(Stored records)

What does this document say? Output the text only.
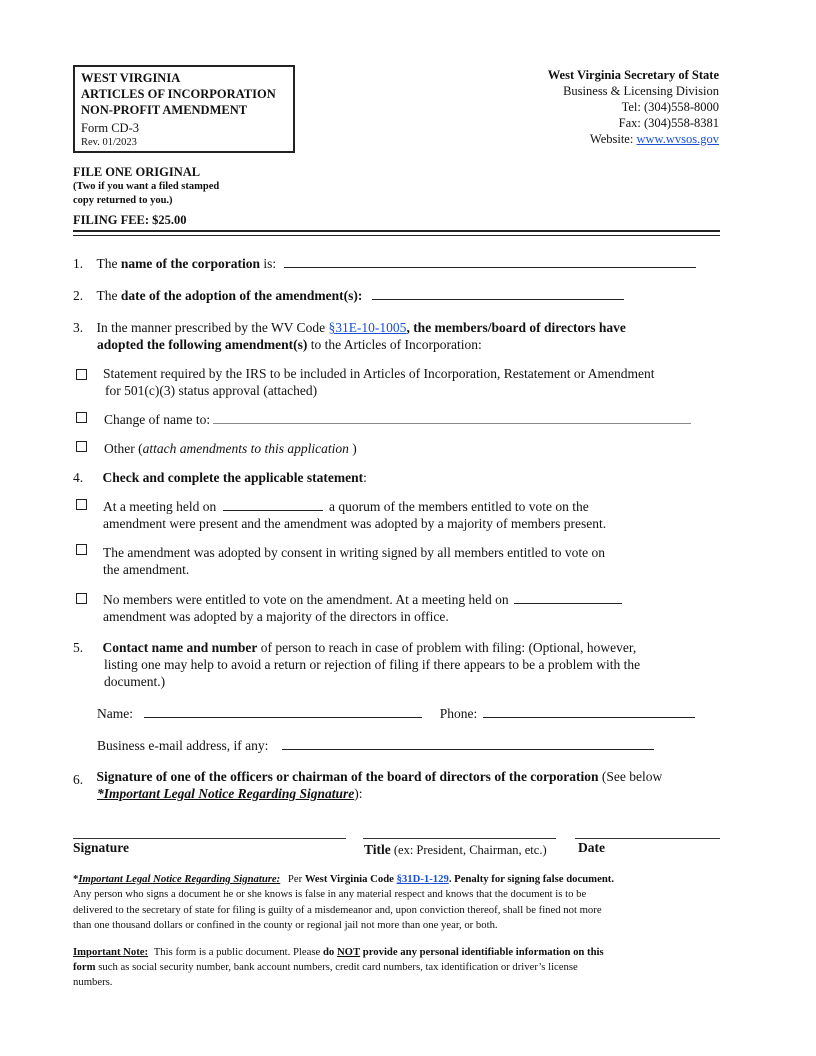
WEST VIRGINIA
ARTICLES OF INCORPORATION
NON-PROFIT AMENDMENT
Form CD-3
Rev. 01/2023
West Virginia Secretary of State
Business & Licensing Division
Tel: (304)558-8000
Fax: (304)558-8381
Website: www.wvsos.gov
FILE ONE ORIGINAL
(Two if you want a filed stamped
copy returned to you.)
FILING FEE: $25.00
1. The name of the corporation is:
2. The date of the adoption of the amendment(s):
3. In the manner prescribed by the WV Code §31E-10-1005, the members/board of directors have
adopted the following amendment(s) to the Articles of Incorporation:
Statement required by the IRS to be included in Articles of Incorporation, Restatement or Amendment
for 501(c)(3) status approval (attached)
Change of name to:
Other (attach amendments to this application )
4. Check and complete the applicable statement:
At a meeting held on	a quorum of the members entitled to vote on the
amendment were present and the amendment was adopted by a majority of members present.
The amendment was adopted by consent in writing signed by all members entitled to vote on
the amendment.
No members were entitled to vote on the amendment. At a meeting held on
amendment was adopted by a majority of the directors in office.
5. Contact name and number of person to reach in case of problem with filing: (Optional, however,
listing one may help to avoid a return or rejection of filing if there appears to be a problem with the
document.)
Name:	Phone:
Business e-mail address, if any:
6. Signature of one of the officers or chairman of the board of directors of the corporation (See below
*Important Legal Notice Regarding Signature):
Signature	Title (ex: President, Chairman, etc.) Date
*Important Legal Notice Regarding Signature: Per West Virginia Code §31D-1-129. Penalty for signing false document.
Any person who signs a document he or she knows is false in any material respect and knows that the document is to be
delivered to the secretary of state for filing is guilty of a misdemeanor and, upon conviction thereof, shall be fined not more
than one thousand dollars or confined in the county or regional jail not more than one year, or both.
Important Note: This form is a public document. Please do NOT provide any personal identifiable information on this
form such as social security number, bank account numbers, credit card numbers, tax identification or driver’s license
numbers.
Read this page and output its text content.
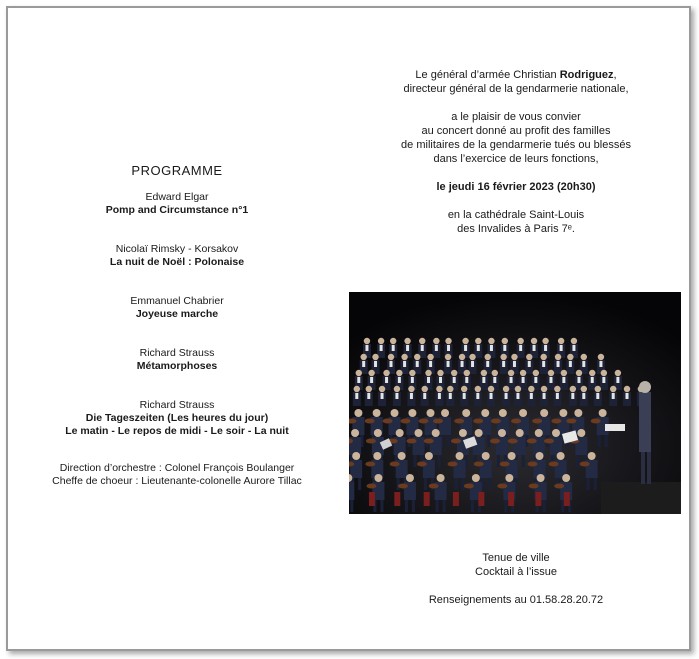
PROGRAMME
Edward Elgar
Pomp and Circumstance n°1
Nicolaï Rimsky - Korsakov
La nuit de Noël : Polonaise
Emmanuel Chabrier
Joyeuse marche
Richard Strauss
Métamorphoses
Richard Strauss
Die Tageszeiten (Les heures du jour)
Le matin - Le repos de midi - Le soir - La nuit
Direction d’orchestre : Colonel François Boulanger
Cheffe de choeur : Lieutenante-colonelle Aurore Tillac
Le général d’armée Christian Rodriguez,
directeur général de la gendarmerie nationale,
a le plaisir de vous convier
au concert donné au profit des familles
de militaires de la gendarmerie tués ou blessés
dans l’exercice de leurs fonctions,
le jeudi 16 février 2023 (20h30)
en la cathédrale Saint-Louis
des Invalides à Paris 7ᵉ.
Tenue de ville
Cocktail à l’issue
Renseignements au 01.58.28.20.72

*What to do*. In the copy, include no pictures; restate the listing above exactly.

*Written reply*.
What does this document say? Output the text only.
WEST VIRGINIA
ARTICLES OF INCORPORATION
NON-PROFIT AMENDMENT
Form CD-3
Rev. 01/2023
West Virginia Secretary of State
Business & Licensing Division
Tel: (304)558-8000
Fax: (304)558-8381
Website: www.wvsos.gov
FILE ONE ORIGINAL
(Two if you want a filed stamped
copy returned to you.)
FILING FEE: $25.00
1. The name of the corporation is:
2. The date of the adoption of the amendment(s):
3. In the manner prescribed by the WV Code §31E-10-1005, the members/board of directors have
adopted the following amendment(s) to the Articles of Incorporation:
Statement required by the IRS to be included in Articles of Incorporation, Restatement or Amendment
for 501(c)(3) status approval (attached)
Change of name to:
Other (attach amendments to this application )
4. Check and complete the applicable statement:
At a meeting held on	a quorum of the members entitled to vote on the
amendment were present and the amendment was adopted by a majority of members present.
The amendment was adopted by consent in writing signed by all members entitled to vote on
the amendment.
No members were entitled to vote on the amendment. At a meeting held on
amendment was adopted by a majority of the directors in office.
5. Contact name and number of person to reach in case of problem with filing: (Optional, however,
listing one may help to avoid a return or rejection of filing if there appears to be a problem with the
document.)
Name:	Phone:
Business e-mail address, if any:
6. Signature of one of the officers or chairman of the board of directors of the corporation (See below
*Important Legal Notice Regarding Signature):
Signature	Title (ex: President, Chairman, etc.) Date
*Important Legal Notice Regarding Signature: Per West Virginia Code §31D-1-129. Penalty for signing false document.
Any person who signs a document he or she knows is false in any material respect and knows that the document is to be
delivered to the secretary of state for filing is guilty of a misdemeanor and, upon conviction thereof, shall be fined not more
than one thousand dollars or confined in the county or regional jail not more than one year, or both.
Important Note: This form is a public document. Please do NOT provide any personal identifiable information on this
form such as social security number, bank account numbers, credit card numbers, tax identification or driver’s license
numbers.
Read this page and output its text content.
PROGRAMME
Edward Elgar
Pomp and Circumstance n°1
Nicolaï Rimsky - Korsakov
La nuit de Noël : Polonaise
Emmanuel Chabrier
Joyeuse marche
Richard Strauss
Métamorphoses
Richard Strauss
Die Tageszeiten (Les heures du jour)
Le matin - Le repos de midi - Le soir - La nuit
Direction d’orchestre : Colonel François Boulanger
Cheffe de choeur : Lieutenante-colonelle Aurore Tillac
Le général d’armée Christian Rodriguez,
directeur général de la gendarmerie nationale,
a le plaisir de vous convier
au concert donné au profit des familles
de militaires de la gendarmerie tués ou blessés
dans l’exercice de leurs fonctions,
le jeudi 16 février 2023 (20h30)
en la cathédrale Saint-Louis
des Invalides à Paris 7ᵉ.
Tenue de ville
Cocktail à l’issue
Renseignements au 01.58.28.20.72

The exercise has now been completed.